*** PROVIDED DATA ***

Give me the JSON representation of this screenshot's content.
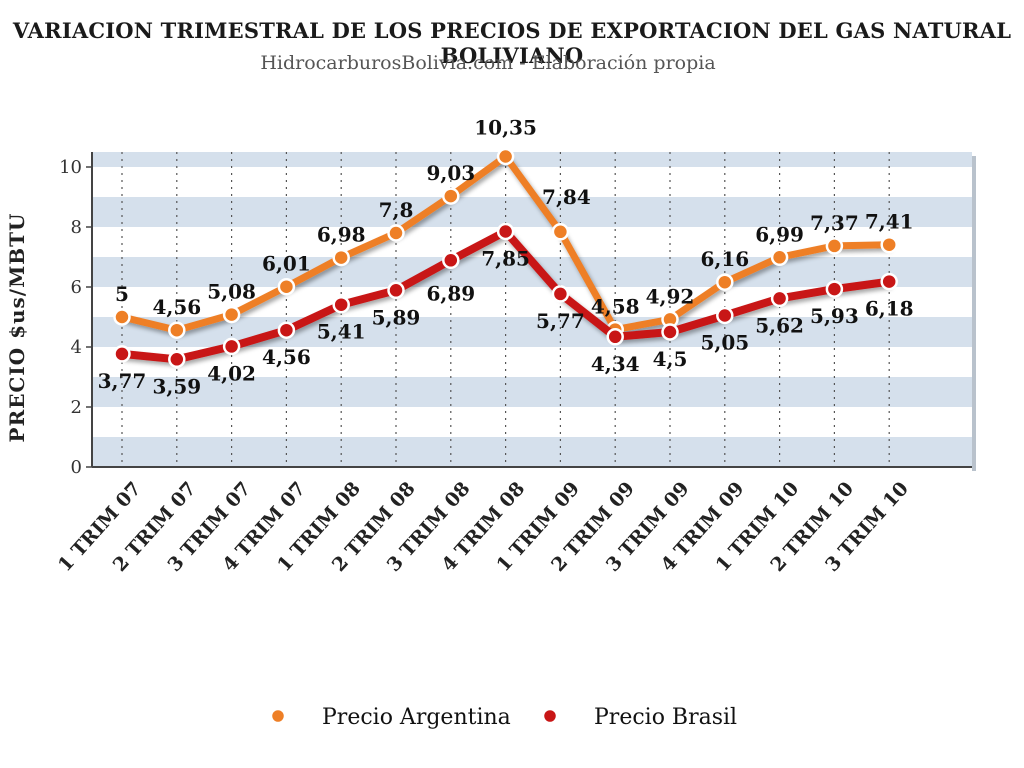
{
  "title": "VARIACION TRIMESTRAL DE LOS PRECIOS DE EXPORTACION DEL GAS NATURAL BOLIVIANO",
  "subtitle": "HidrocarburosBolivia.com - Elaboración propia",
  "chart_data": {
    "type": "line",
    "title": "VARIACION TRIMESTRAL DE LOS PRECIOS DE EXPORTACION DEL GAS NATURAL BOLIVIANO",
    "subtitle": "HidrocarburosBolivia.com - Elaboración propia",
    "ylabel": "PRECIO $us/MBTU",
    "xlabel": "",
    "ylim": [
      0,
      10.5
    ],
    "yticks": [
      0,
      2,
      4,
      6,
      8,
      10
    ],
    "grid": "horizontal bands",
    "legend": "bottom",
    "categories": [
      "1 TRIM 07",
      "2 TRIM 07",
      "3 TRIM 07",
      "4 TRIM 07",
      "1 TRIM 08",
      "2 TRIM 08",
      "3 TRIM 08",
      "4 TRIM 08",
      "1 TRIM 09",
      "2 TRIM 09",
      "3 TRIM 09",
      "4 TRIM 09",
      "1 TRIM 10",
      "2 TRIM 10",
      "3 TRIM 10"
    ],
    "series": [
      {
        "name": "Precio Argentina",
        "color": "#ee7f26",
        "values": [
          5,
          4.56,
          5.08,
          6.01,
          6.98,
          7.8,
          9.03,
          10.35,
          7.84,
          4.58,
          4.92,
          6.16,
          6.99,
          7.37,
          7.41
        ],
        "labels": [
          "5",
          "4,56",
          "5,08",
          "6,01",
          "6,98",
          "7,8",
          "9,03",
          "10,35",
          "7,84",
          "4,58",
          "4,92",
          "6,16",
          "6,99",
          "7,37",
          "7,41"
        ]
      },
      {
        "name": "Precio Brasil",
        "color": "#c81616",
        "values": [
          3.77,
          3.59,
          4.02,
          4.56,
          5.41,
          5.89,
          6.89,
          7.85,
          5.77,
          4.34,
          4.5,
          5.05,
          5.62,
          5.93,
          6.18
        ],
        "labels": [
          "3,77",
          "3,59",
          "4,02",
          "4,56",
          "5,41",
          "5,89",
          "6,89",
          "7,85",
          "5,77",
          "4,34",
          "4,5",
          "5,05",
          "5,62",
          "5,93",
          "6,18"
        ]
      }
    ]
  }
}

***
*** PROVIDED DATA ***

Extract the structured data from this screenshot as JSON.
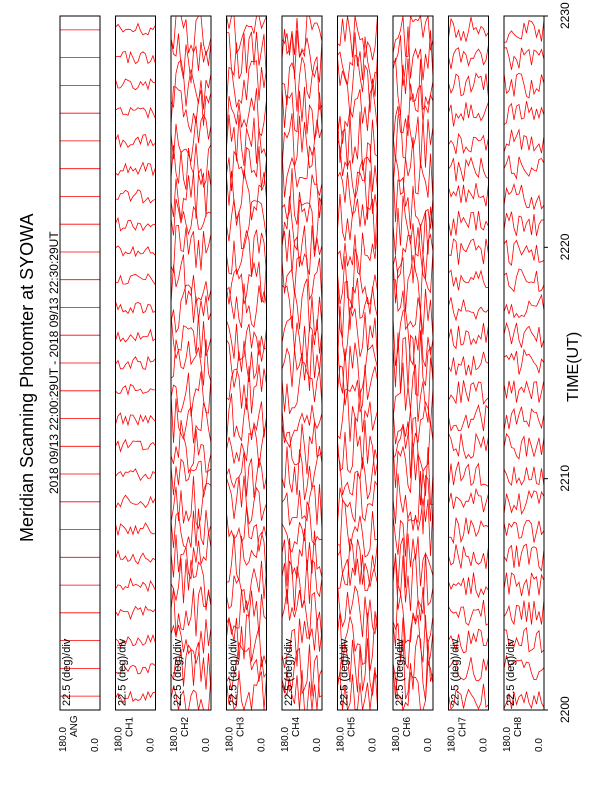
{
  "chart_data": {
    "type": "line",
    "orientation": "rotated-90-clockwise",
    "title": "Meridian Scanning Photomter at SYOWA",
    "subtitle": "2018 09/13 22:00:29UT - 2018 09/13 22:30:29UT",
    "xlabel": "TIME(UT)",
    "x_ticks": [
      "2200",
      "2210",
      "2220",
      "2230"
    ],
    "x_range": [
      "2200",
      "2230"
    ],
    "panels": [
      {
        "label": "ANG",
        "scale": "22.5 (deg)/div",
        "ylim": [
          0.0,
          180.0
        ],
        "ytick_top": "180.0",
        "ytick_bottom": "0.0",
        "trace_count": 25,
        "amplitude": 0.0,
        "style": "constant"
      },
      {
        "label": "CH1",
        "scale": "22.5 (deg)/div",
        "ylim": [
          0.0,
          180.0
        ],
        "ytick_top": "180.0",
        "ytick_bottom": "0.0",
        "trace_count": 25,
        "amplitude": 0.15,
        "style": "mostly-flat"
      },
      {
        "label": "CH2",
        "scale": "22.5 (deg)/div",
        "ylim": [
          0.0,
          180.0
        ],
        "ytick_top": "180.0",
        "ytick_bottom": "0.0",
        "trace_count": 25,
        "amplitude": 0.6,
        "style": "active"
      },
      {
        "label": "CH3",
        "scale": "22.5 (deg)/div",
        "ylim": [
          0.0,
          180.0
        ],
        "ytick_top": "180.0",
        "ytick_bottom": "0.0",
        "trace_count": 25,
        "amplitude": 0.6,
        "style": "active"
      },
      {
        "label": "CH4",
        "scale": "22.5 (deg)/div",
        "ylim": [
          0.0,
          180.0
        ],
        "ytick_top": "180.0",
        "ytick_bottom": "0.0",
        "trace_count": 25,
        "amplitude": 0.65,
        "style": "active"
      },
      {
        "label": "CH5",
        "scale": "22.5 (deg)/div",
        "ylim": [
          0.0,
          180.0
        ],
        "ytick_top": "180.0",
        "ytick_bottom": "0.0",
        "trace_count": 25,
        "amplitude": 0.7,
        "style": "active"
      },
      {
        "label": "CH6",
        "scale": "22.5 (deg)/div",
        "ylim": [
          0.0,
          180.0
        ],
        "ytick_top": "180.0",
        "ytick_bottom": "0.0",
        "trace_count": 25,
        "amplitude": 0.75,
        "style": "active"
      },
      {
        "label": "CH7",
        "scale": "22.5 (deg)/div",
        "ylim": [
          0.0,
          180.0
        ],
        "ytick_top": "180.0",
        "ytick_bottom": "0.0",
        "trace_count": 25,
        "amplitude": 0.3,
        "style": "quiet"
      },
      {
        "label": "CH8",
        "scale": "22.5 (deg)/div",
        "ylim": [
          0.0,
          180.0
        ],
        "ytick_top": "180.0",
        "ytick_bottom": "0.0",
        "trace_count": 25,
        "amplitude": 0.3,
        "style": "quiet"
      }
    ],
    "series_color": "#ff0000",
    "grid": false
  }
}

***
*** PROVIDED DATA ***

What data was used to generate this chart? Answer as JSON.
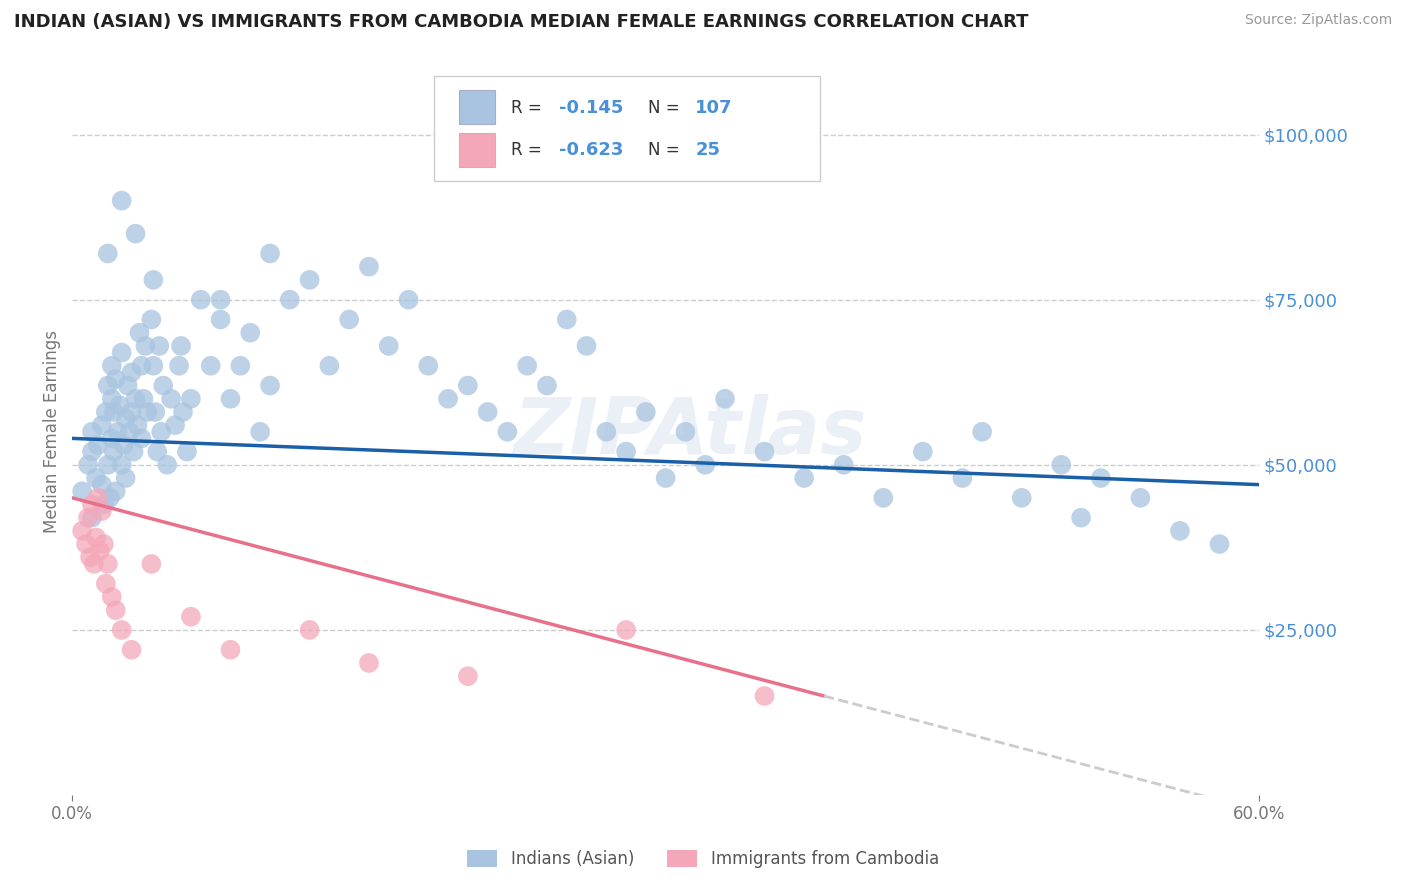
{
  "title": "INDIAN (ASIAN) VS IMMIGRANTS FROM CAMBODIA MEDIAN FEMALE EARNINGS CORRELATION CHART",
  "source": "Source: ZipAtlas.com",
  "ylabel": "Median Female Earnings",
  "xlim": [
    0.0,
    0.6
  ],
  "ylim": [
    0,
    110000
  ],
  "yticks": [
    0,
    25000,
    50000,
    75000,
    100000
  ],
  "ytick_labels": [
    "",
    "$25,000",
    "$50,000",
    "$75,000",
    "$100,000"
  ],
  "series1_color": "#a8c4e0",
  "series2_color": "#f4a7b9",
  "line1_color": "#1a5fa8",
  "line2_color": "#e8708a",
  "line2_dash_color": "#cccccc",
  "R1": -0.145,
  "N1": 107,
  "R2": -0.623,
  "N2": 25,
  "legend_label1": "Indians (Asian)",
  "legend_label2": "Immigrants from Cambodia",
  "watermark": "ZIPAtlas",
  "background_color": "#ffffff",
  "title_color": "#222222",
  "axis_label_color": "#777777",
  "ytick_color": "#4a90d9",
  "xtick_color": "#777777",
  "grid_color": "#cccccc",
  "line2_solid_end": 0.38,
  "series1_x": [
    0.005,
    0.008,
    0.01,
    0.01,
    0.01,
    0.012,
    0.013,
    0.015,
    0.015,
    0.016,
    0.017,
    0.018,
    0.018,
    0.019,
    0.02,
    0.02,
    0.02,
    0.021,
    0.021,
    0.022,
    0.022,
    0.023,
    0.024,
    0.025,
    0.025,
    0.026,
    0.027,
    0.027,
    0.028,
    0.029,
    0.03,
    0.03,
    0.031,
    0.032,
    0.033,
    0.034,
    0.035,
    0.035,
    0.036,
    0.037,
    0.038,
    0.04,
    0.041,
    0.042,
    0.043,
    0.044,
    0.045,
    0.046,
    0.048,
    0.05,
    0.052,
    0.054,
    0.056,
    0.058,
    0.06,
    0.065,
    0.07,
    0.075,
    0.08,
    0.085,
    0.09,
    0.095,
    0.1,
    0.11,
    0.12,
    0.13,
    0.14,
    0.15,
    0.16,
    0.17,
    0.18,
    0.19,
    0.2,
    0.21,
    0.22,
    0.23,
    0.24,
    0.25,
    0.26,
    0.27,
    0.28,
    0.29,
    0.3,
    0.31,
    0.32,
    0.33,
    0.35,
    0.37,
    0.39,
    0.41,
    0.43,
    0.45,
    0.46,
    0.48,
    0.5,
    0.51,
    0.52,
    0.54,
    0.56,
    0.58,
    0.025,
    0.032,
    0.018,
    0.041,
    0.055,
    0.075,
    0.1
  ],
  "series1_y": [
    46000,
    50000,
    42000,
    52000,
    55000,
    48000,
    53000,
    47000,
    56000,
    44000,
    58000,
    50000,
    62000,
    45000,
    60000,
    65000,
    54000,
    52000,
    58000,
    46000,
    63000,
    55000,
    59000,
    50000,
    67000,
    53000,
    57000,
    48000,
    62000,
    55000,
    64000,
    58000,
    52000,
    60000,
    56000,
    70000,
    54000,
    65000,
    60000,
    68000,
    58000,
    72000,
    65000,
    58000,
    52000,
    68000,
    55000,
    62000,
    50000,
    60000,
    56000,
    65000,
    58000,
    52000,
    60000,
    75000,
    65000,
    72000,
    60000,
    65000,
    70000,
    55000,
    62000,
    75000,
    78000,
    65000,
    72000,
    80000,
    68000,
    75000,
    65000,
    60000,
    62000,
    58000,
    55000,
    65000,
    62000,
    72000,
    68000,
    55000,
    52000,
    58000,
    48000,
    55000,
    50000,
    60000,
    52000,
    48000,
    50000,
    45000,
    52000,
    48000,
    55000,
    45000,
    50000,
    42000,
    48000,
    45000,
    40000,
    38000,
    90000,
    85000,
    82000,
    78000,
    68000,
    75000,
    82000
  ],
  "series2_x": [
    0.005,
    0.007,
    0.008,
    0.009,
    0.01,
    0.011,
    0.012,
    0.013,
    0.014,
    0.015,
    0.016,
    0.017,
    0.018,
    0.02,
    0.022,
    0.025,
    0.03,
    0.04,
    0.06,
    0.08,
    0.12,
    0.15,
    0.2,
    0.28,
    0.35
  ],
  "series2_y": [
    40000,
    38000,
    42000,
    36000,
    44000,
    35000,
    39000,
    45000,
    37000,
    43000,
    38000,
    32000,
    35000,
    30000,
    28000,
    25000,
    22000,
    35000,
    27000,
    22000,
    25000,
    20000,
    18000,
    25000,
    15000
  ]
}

***

# [PROBLEM TO SOLVE]
Copy out every line from the data above that has "PRECIOS" in it.

# [THE SOLUTION]
  "title": "VARIACION TRIMESTRAL DE LOS PRECIOS DE EXPORTACION DEL GAS NATURAL BOLIVIANO",
    "title": "VARIACION TRIMESTRAL DE LOS PRECIOS DE EXPORTACION DEL GAS NATURAL BOLIVIANO",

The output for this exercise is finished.